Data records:

- - - -

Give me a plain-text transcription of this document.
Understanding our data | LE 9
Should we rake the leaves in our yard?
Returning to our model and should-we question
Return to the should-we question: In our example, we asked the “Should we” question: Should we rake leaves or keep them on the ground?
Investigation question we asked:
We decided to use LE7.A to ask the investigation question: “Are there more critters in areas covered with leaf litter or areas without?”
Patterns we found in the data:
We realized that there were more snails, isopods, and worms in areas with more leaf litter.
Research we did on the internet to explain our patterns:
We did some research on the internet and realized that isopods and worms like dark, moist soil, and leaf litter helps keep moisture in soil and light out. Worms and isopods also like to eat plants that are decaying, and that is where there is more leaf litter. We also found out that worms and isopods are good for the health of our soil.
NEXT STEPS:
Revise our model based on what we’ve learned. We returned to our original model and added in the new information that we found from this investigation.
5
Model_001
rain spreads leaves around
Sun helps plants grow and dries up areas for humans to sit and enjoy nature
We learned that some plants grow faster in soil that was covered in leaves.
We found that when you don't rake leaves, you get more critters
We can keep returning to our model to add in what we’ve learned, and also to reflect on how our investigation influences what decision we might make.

- - - -

#### [GOAL]
Extract every record. Keep wording exact.

#### [COMPLETE OUTPUT]
Give me a plain-text transcription of this document.
Understanding our data | LE 9
Should we rake the leaves in our yard?
Returning to our model and should-we question
Return to the should-we question: In our example, we asked the “Should we” question: Should we rake leaves or keep them on the ground?
Investigation question we asked:
We decided to use LE7.A to ask the investigation question: “Are there more critters in areas covered with leaf litter or areas without?”
Patterns we found in the data:
We realized that there were more snails, isopods, and worms in areas with more leaf litter.
Research we did on the internet to explain our patterns:
We did some research on the internet and realized that isopods and worms like dark, moist soil, and leaf litter helps keep moisture in soil and light out. Worms and isopods also like to eat plants that are decaying, and that is where there is more leaf litter. We also found out that worms and isopods are good for the health of our soil.
NEXT STEPS:
Revise our model based on what we’ve learned. We returned to our original model and added in the new information that we found from this investigation.
5
Model_001
rain spreads leaves around
Sun helps plants grow and dries up areas for humans to sit and enjoy nature
We learned that some plants grow faster in soil that was covered in leaves.
We found that when you don't rake leaves, you get more critters
We can keep returning to our model to add in what we’ve learned, and also to reflect on how our investigation influences what decision we might make.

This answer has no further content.